:: Job ::
Check each line of the listing below for the string "name", and copy the ones that have it.

:: Records provided ::
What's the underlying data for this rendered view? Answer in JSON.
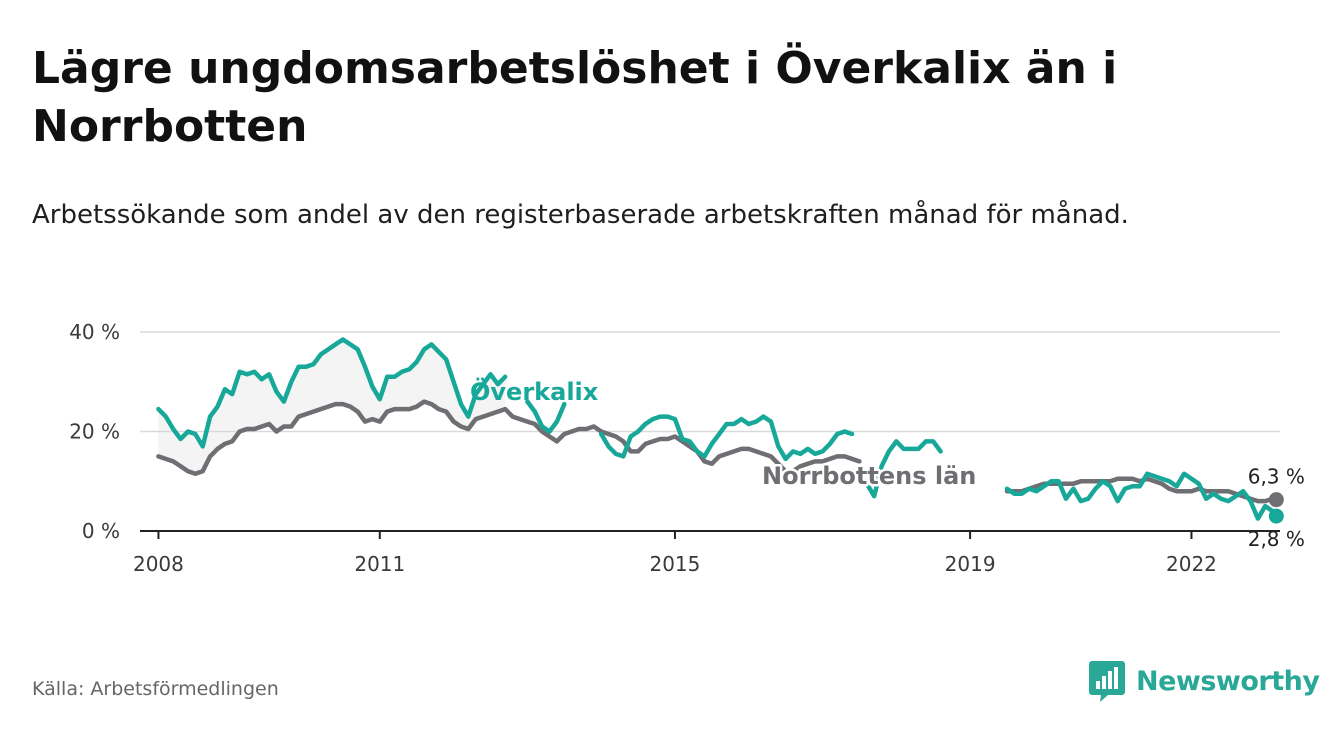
{
  "title": "Lägre ungdomsarbetslöshet i Överkalix än i Norrbotten",
  "subtitle": "Arbetssökande som andel av den registerbaserade arbetskraften månad för månad.",
  "source": "Källa: Arbetsförmedlingen",
  "brand": "Newsworthy",
  "colors": {
    "overkalix": "#17a89a",
    "norrbotten": "#6e6e73",
    "band": "#f4f4f4",
    "grid": "#d9d9d9",
    "axis": "#222222",
    "brand": "#2aa897"
  },
  "chart_data": {
    "type": "line",
    "title": "Lägre ungdomsarbetslöshet i Överkalix än i Norrbotten",
    "xlabel": "",
    "ylabel": "",
    "xlim": [
      2007.75,
      2023.2
    ],
    "ylim": [
      0,
      40
    ],
    "grid": true,
    "y_ticks": [
      0,
      20,
      40
    ],
    "y_tick_labels": [
      "0 %",
      "20 %",
      "40 %"
    ],
    "x_ticks": [
      2008,
      2011,
      2015,
      2019,
      2022
    ],
    "x_tick_labels": [
      "2008",
      "2011",
      "2015",
      "2019",
      "2022"
    ],
    "series": [
      {
        "name": "Överkalix",
        "end_label": "2,8 %",
        "points": [
          [
            2008.0,
            24.5
          ],
          [
            2008.1,
            23
          ],
          [
            2008.2,
            20.5
          ],
          [
            2008.3,
            18.5
          ],
          [
            2008.4,
            20
          ],
          [
            2008.5,
            19.5
          ],
          [
            2008.6,
            17
          ],
          [
            2008.7,
            23
          ],
          [
            2008.8,
            25
          ],
          [
            2008.9,
            28.5
          ],
          [
            2009.0,
            27.5
          ],
          [
            2009.1,
            32
          ],
          [
            2009.2,
            31.5
          ],
          [
            2009.3,
            32
          ],
          [
            2009.4,
            30.5
          ],
          [
            2009.5,
            31.5
          ],
          [
            2009.6,
            28
          ],
          [
            2009.7,
            26
          ],
          [
            2009.8,
            30
          ],
          [
            2009.9,
            33
          ],
          [
            2010.0,
            33
          ],
          [
            2010.1,
            33.5
          ],
          [
            2010.2,
            35.5
          ],
          [
            2010.3,
            36.5
          ],
          [
            2010.4,
            37.5
          ],
          [
            2010.5,
            38.5
          ],
          [
            2010.6,
            37.5
          ],
          [
            2010.7,
            36.5
          ],
          [
            2010.8,
            33
          ],
          [
            2010.9,
            29
          ],
          [
            2011.0,
            26.5
          ],
          [
            2011.1,
            31
          ],
          [
            2011.2,
            31
          ],
          [
            2011.3,
            32
          ],
          [
            2011.4,
            32.5
          ],
          [
            2011.5,
            34
          ],
          [
            2011.6,
            36.5
          ],
          [
            2011.7,
            37.5
          ],
          [
            2011.8,
            36
          ],
          [
            2011.9,
            34.5
          ],
          [
            2012.0,
            30
          ],
          [
            2012.1,
            25.5
          ],
          [
            2012.2,
            23
          ],
          [
            2012.3,
            27.5
          ],
          [
            2012.4,
            29.5
          ],
          [
            2012.5,
            31.5
          ],
          [
            2012.6,
            29.5
          ],
          [
            2012.7,
            31
          ],
          [
            2013.0,
            26
          ],
          [
            2013.1,
            24
          ],
          [
            2013.2,
            21
          ],
          [
            2013.3,
            20
          ],
          [
            2013.4,
            22
          ],
          [
            2013.5,
            25.5
          ],
          [
            2014.0,
            19.5
          ],
          [
            2014.1,
            17
          ],
          [
            2014.2,
            15.5
          ],
          [
            2014.3,
            15
          ],
          [
            2014.4,
            19
          ],
          [
            2014.5,
            20
          ],
          [
            2014.6,
            21.5
          ],
          [
            2014.7,
            22.5
          ],
          [
            2014.8,
            23
          ],
          [
            2014.9,
            23
          ],
          [
            2015.0,
            22.5
          ],
          [
            2015.1,
            18.5
          ],
          [
            2015.2,
            18
          ],
          [
            2015.3,
            16
          ],
          [
            2015.4,
            15
          ],
          [
            2015.5,
            17.5
          ],
          [
            2015.6,
            19.5
          ],
          [
            2015.7,
            21.5
          ],
          [
            2015.8,
            21.5
          ],
          [
            2015.9,
            22.5
          ],
          [
            2016.0,
            21.5
          ],
          [
            2016.1,
            22
          ],
          [
            2016.2,
            23
          ],
          [
            2016.3,
            22
          ],
          [
            2016.4,
            17
          ],
          [
            2016.5,
            14.5
          ],
          [
            2016.6,
            16
          ],
          [
            2016.7,
            15.5
          ],
          [
            2016.8,
            16.5
          ],
          [
            2016.9,
            15.5
          ],
          [
            2017.0,
            16
          ],
          [
            2017.1,
            17.5
          ],
          [
            2017.2,
            19.5
          ],
          [
            2017.3,
            20
          ],
          [
            2017.4,
            19.5
          ],
          [
            2017.6,
            9.5
          ],
          [
            2017.7,
            7
          ],
          [
            2017.8,
            13
          ],
          [
            2017.9,
            16
          ],
          [
            2018.0,
            18
          ],
          [
            2018.1,
            16.5
          ],
          [
            2018.2,
            16.5
          ],
          [
            2018.3,
            16.5
          ],
          [
            2018.4,
            18
          ],
          [
            2018.5,
            18
          ],
          [
            2018.6,
            16
          ],
          [
            2019.5,
            8.5
          ],
          [
            2019.6,
            7.5
          ],
          [
            2019.7,
            7.5
          ],
          [
            2019.8,
            8.5
          ],
          [
            2019.9,
            8
          ],
          [
            2020.0,
            9
          ],
          [
            2020.1,
            10
          ],
          [
            2020.2,
            10
          ],
          [
            2020.3,
            6.5
          ],
          [
            2020.4,
            8.5
          ],
          [
            2020.5,
            6
          ],
          [
            2020.6,
            6.5
          ],
          [
            2020.7,
            8.5
          ],
          [
            2020.8,
            10
          ],
          [
            2020.9,
            9
          ],
          [
            2021.0,
            6
          ],
          [
            2021.1,
            8.5
          ],
          [
            2021.2,
            9
          ],
          [
            2021.3,
            9
          ],
          [
            2021.4,
            11.5
          ],
          [
            2021.5,
            11
          ],
          [
            2021.6,
            10.5
          ],
          [
            2021.7,
            10
          ],
          [
            2021.8,
            9
          ],
          [
            2021.9,
            11.5
          ],
          [
            2022.0,
            10.5
          ],
          [
            2022.1,
            9.5
          ],
          [
            2022.2,
            6.5
          ],
          [
            2022.3,
            7.5
          ],
          [
            2022.4,
            6.5
          ],
          [
            2022.5,
            6
          ],
          [
            2022.6,
            7
          ],
          [
            2022.7,
            8
          ],
          [
            2022.8,
            6
          ],
          [
            2022.9,
            2.5
          ],
          [
            2023.0,
            5
          ],
          [
            2023.1,
            4
          ],
          [
            2023.15,
            3
          ]
        ]
      },
      {
        "name": "Norrbottens län",
        "end_label": "6,3 %",
        "points": [
          [
            2008.0,
            15
          ],
          [
            2008.1,
            14.5
          ],
          [
            2008.2,
            14
          ],
          [
            2008.3,
            13
          ],
          [
            2008.4,
            12
          ],
          [
            2008.5,
            11.5
          ],
          [
            2008.6,
            12
          ],
          [
            2008.7,
            15
          ],
          [
            2008.8,
            16.5
          ],
          [
            2008.9,
            17.5
          ],
          [
            2009.0,
            18
          ],
          [
            2009.1,
            20
          ],
          [
            2009.2,
            20.5
          ],
          [
            2009.3,
            20.5
          ],
          [
            2009.4,
            21
          ],
          [
            2009.5,
            21.5
          ],
          [
            2009.6,
            20
          ],
          [
            2009.7,
            21
          ],
          [
            2009.8,
            21
          ],
          [
            2009.9,
            23
          ],
          [
            2010.0,
            23.5
          ],
          [
            2010.1,
            24
          ],
          [
            2010.2,
            24.5
          ],
          [
            2010.3,
            25
          ],
          [
            2010.4,
            25.5
          ],
          [
            2010.5,
            25.5
          ],
          [
            2010.6,
            25
          ],
          [
            2010.7,
            24
          ],
          [
            2010.8,
            22
          ],
          [
            2010.9,
            22.5
          ],
          [
            2011.0,
            22
          ],
          [
            2011.1,
            24
          ],
          [
            2011.2,
            24.5
          ],
          [
            2011.3,
            24.5
          ],
          [
            2011.4,
            24.5
          ],
          [
            2011.5,
            25
          ],
          [
            2011.6,
            26
          ],
          [
            2011.7,
            25.5
          ],
          [
            2011.8,
            24.5
          ],
          [
            2011.9,
            24
          ],
          [
            2012.0,
            22
          ],
          [
            2012.1,
            21
          ],
          [
            2012.2,
            20.5
          ],
          [
            2012.3,
            22.5
          ],
          [
            2012.4,
            23
          ],
          [
            2012.5,
            23.5
          ],
          [
            2012.6,
            24
          ],
          [
            2012.7,
            24.5
          ],
          [
            2012.8,
            23
          ],
          [
            2012.9,
            22.5
          ],
          [
            2013.0,
            22
          ],
          [
            2013.1,
            21.5
          ],
          [
            2013.2,
            20
          ],
          [
            2013.3,
            19
          ],
          [
            2013.4,
            18
          ],
          [
            2013.5,
            19.5
          ],
          [
            2013.6,
            20
          ],
          [
            2013.7,
            20.5
          ],
          [
            2013.8,
            20.5
          ],
          [
            2013.9,
            21
          ],
          [
            2014.0,
            20
          ],
          [
            2014.1,
            19.5
          ],
          [
            2014.2,
            19
          ],
          [
            2014.3,
            18
          ],
          [
            2014.4,
            16
          ],
          [
            2014.5,
            16
          ],
          [
            2014.6,
            17.5
          ],
          [
            2014.7,
            18
          ],
          [
            2014.8,
            18.5
          ],
          [
            2014.9,
            18.5
          ],
          [
            2015.0,
            19
          ],
          [
            2015.1,
            18
          ],
          [
            2015.2,
            17
          ],
          [
            2015.3,
            16
          ],
          [
            2015.4,
            14
          ],
          [
            2015.5,
            13.5
          ],
          [
            2015.6,
            15
          ],
          [
            2015.7,
            15.5
          ],
          [
            2015.8,
            16
          ],
          [
            2015.9,
            16.5
          ],
          [
            2016.0,
            16.5
          ],
          [
            2016.1,
            16
          ],
          [
            2016.2,
            15.5
          ],
          [
            2016.3,
            15
          ],
          [
            2016.4,
            13.5
          ],
          [
            2016.5,
            12
          ],
          [
            2016.6,
            12
          ],
          [
            2016.7,
            13
          ],
          [
            2016.8,
            13.5
          ],
          [
            2016.9,
            14
          ],
          [
            2017.0,
            14
          ],
          [
            2017.1,
            14.5
          ],
          [
            2017.2,
            15
          ],
          [
            2017.3,
            15
          ],
          [
            2017.4,
            14.5
          ],
          [
            2017.5,
            14
          ],
          [
            2019.5,
            8
          ],
          [
            2019.6,
            8
          ],
          [
            2019.7,
            8
          ],
          [
            2019.8,
            8.5
          ],
          [
            2019.9,
            9
          ],
          [
            2020.0,
            9.5
          ],
          [
            2020.1,
            9.5
          ],
          [
            2020.2,
            9.5
          ],
          [
            2020.3,
            9.5
          ],
          [
            2020.4,
            9.5
          ],
          [
            2020.5,
            10
          ],
          [
            2020.6,
            10
          ],
          [
            2020.7,
            10
          ],
          [
            2020.8,
            10
          ],
          [
            2020.9,
            10
          ],
          [
            2021.0,
            10.5
          ],
          [
            2021.1,
            10.5
          ],
          [
            2021.2,
            10.5
          ],
          [
            2021.3,
            10
          ],
          [
            2021.4,
            10.5
          ],
          [
            2021.5,
            10
          ],
          [
            2021.6,
            9.5
          ],
          [
            2021.7,
            8.5
          ],
          [
            2021.8,
            8
          ],
          [
            2021.9,
            8
          ],
          [
            2022.0,
            8
          ],
          [
            2022.1,
            8.5
          ],
          [
            2022.2,
            8
          ],
          [
            2022.3,
            8
          ],
          [
            2022.4,
            8
          ],
          [
            2022.5,
            8
          ],
          [
            2022.6,
            7.5
          ],
          [
            2022.7,
            7
          ],
          [
            2022.8,
            6.5
          ],
          [
            2022.9,
            6
          ],
          [
            2023.0,
            6
          ],
          [
            2023.1,
            6.5
          ],
          [
            2023.15,
            6.3
          ]
        ]
      }
    ]
  }
}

:: Worked answer ::
        "name": "Överkalix",
        "name": "Norrbottens län",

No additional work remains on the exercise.